[Records drawn from a dataset]
========

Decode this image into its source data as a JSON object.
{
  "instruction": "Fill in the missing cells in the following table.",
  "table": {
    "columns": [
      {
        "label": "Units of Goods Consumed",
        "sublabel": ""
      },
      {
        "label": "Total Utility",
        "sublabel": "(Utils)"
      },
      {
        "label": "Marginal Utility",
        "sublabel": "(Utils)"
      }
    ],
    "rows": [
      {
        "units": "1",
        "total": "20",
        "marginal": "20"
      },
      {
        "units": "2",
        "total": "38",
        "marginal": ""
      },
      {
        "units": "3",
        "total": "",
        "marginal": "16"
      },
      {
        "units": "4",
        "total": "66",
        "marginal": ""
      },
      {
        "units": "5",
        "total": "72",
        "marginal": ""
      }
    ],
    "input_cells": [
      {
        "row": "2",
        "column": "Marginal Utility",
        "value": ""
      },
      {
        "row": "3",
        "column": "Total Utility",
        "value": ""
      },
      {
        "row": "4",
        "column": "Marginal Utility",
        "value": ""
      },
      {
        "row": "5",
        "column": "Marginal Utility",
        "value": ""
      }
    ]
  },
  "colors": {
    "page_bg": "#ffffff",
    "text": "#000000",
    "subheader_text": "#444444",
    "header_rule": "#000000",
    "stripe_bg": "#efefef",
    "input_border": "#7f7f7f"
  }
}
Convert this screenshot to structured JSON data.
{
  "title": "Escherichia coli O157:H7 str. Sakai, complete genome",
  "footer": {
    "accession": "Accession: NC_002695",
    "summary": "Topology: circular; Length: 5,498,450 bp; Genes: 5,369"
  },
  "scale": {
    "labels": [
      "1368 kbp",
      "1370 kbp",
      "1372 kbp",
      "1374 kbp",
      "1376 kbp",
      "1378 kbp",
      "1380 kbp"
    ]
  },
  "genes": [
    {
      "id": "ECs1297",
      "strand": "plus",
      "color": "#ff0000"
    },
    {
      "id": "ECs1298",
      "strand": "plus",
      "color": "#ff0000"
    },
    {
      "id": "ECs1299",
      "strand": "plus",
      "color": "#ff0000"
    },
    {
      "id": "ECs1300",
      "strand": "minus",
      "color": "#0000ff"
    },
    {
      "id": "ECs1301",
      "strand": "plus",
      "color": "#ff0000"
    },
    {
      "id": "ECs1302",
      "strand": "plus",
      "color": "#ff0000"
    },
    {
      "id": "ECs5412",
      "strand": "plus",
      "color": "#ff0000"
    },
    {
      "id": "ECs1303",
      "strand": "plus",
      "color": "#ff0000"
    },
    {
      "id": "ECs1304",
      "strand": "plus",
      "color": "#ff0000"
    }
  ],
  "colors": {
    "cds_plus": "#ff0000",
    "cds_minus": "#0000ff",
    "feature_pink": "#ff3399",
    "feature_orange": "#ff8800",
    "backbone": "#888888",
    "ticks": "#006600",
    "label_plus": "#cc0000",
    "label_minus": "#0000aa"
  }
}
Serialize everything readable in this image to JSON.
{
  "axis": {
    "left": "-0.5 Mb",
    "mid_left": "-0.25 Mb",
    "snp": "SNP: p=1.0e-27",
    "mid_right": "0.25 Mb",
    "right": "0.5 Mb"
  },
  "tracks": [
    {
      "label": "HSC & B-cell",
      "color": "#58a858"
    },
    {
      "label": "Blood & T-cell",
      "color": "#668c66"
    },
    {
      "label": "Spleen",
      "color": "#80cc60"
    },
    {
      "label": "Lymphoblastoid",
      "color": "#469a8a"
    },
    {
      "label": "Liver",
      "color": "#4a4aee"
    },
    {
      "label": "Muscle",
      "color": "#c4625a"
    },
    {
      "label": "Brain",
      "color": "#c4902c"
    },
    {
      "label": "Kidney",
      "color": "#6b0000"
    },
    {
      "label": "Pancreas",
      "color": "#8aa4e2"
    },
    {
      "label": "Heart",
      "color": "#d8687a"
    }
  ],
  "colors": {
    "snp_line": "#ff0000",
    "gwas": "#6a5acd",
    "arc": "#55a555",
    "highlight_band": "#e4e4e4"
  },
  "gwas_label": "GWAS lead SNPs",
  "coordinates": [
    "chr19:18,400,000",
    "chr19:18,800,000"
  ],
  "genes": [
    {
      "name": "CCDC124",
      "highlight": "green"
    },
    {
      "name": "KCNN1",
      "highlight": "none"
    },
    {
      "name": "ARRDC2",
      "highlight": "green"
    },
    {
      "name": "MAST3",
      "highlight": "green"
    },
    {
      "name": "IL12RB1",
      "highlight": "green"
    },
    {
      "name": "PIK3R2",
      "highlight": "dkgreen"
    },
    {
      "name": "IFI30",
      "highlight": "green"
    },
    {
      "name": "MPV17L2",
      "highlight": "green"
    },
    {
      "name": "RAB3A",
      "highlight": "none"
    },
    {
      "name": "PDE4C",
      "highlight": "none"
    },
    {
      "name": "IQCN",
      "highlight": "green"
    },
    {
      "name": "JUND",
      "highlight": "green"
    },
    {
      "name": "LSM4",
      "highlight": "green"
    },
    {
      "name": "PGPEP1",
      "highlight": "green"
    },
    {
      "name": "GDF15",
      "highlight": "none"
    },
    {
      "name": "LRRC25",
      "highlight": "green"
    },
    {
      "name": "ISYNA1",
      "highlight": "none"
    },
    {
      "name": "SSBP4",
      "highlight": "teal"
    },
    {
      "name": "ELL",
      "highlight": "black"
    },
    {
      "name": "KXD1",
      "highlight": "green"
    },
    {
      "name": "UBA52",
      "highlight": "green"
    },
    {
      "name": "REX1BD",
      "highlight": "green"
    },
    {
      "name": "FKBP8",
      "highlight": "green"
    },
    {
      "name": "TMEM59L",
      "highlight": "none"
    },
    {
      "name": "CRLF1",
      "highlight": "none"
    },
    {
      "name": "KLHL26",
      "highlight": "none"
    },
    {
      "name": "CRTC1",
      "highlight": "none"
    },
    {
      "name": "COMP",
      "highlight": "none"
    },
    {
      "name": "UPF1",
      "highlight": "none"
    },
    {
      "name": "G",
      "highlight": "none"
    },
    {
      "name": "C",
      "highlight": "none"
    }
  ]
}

========

* [WHAT THE TASK REQUIRES]:
Repeat the data in its entirety, word for word.

* [COMPLETED EXERCISE]:
Decode this image into its source data as a JSON object.
{
  "instruction": "Fill in the missing cells in the following table.",
  "table": {
    "columns": [
      {
        "label": "Units of Goods Consumed",
        "sublabel": ""
      },
      {
        "label": "Total Utility",
        "sublabel": "(Utils)"
      },
      {
        "label": "Marginal Utility",
        "sublabel": "(Utils)"
      }
    ],
    "rows": [
      {
        "units": "1",
        "total": "20",
        "marginal": "20"
      },
      {
        "units": "2",
        "total": "38",
        "marginal": ""
      },
      {
        "units": "3",
        "total": "",
        "marginal": "16"
      },
      {
        "units": "4",
        "total": "66",
        "marginal": ""
      },
      {
        "units": "5",
        "total": "72",
        "marginal": ""
      }
    ],
    "input_cells": [
      {
        "row": "2",
        "column": "Marginal Utility",
        "value": ""
      },
      {
        "row": "3",
        "column": "Total Utility",
        "value": ""
      },
      {
        "row": "4",
        "column": "Marginal Utility",
        "value": ""
      },
      {
        "row": "5",
        "column": "Marginal Utility",
        "value": ""
      }
    ]
  },
  "colors": {
    "page_bg": "#ffffff",
    "text": "#000000",
    "subheader_text": "#444444",
    "header_rule": "#000000",
    "stripe_bg": "#efefef",
    "input_border": "#7f7f7f"
  }
}
Convert this screenshot to structured JSON data.
{
  "title": "Escherichia coli O157:H7 str. Sakai, complete genome",
  "footer": {
    "accession": "Accession: NC_002695",
    "summary": "Topology: circular; Length: 5,498,450 bp; Genes: 5,369"
  },
  "scale": {
    "labels": [
      "1368 kbp",
      "1370 kbp",
      "1372 kbp",
      "1374 kbp",
      "1376 kbp",
      "1378 kbp",
      "1380 kbp"
    ]
  },
  "genes": [
    {
      "id": "ECs1297",
      "strand": "plus",
      "color": "#ff0000"
    },
    {
      "id": "ECs1298",
      "strand": "plus",
      "color": "#ff0000"
    },
    {
      "id": "ECs1299",
      "strand": "plus",
      "color": "#ff0000"
    },
    {
      "id": "ECs1300",
      "strand": "minus",
      "color": "#0000ff"
    },
    {
      "id": "ECs1301",
      "strand": "plus",
      "color": "#ff0000"
    },
    {
      "id": "ECs1302",
      "strand": "plus",
      "color": "#ff0000"
    },
    {
      "id": "ECs5412",
      "strand": "plus",
      "color": "#ff0000"
    },
    {
      "id": "ECs1303",
      "strand": "plus",
      "color": "#ff0000"
    },
    {
      "id": "ECs1304",
      "strand": "plus",
      "color": "#ff0000"
    }
  ],
  "colors": {
    "cds_plus": "#ff0000",
    "cds_minus": "#0000ff",
    "feature_pink": "#ff3399",
    "feature_orange": "#ff8800",
    "backbone": "#888888",
    "ticks": "#006600",
    "label_plus": "#cc0000",
    "label_minus": "#0000aa"
  }
}
Serialize everything readable in this image to JSON.
{
  "axis": {
    "left": "-0.5 Mb",
    "mid_left": "-0.25 Mb",
    "snp": "SNP: p=1.0e-27",
    "mid_right": "0.25 Mb",
    "right": "0.5 Mb"
  },
  "tracks": [
    {
      "label": "HSC & B-cell",
      "color": "#58a858"
    },
    {
      "label": "Blood & T-cell",
      "color": "#668c66"
    },
    {
      "label": "Spleen",
      "color": "#80cc60"
    },
    {
      "label": "Lymphoblastoid",
      "color": "#469a8a"
    },
    {
      "label": "Liver",
      "color": "#4a4aee"
    },
    {
      "label": "Muscle",
      "color": "#c4625a"
    },
    {
      "label": "Brain",
      "color": "#c4902c"
    },
    {
      "label": "Kidney",
      "color": "#6b0000"
    },
    {
      "label": "Pancreas",
      "color": "#8aa4e2"
    },
    {
      "label": "Heart",
      "color": "#d8687a"
    }
  ],
  "colors": {
    "snp_line": "#ff0000",
    "gwas": "#6a5acd",
    "arc": "#55a555",
    "highlight_band": "#e4e4e4"
  },
  "gwas_label": "GWAS lead SNPs",
  "coordinates": [
    "chr19:18,400,000",
    "chr19:18,800,000"
  ],
  "genes": [
    {
      "name": "CCDC124",
      "highlight": "green"
    },
    {
      "name": "KCNN1",
      "highlight": "none"
    },
    {
      "name": "ARRDC2",
      "highlight": "green"
    },
    {
      "name": "MAST3",
      "highlight": "green"
    },
    {
      "name": "IL12RB1",
      "highlight": "green"
    },
    {
      "name": "PIK3R2",
      "highlight": "dkgreen"
    },
    {
      "name": "IFI30",
      "highlight": "green"
    },
    {
      "name": "MPV17L2",
      "highlight": "green"
    },
    {
      "name": "RAB3A",
      "highlight": "none"
    },
    {
      "name": "PDE4C",
      "highlight": "none"
    },
    {
      "name": "IQCN",
      "highlight": "green"
    },
    {
      "name": "JUND",
      "highlight": "green"
    },
    {
      "name": "LSM4",
      "highlight": "green"
    },
    {
      "name": "PGPEP1",
      "highlight": "green"
    },
    {
      "name": "GDF15",
      "highlight": "none"
    },
    {
      "name": "LRRC25",
      "highlight": "green"
    },
    {
      "name": "ISYNA1",
      "highlight": "none"
    },
    {
      "name": "SSBP4",
      "highlight": "teal"
    },
    {
      "name": "ELL",
      "highlight": "black"
    },
    {
      "name": "KXD1",
      "highlight": "green"
    },
    {
      "name": "UBA52",
      "highlight": "green"
    },
    {
      "name": "REX1BD",
      "highlight": "green"
    },
    {
      "name": "FKBP8",
      "highlight": "green"
    },
    {
      "name": "TMEM59L",
      "highlight": "none"
    },
    {
      "name": "CRLF1",
      "highlight": "none"
    },
    {
      "name": "KLHL26",
      "highlight": "none"
    },
    {
      "name": "CRTC1",
      "highlight": "none"
    },
    {
      "name": "COMP",
      "highlight": "none"
    },
    {
      "name": "UPF1",
      "highlight": "none"
    },
    {
      "name": "G",
      "highlight": "none"
    },
    {
      "name": "C",
      "highlight": "none"
    }
  ]
}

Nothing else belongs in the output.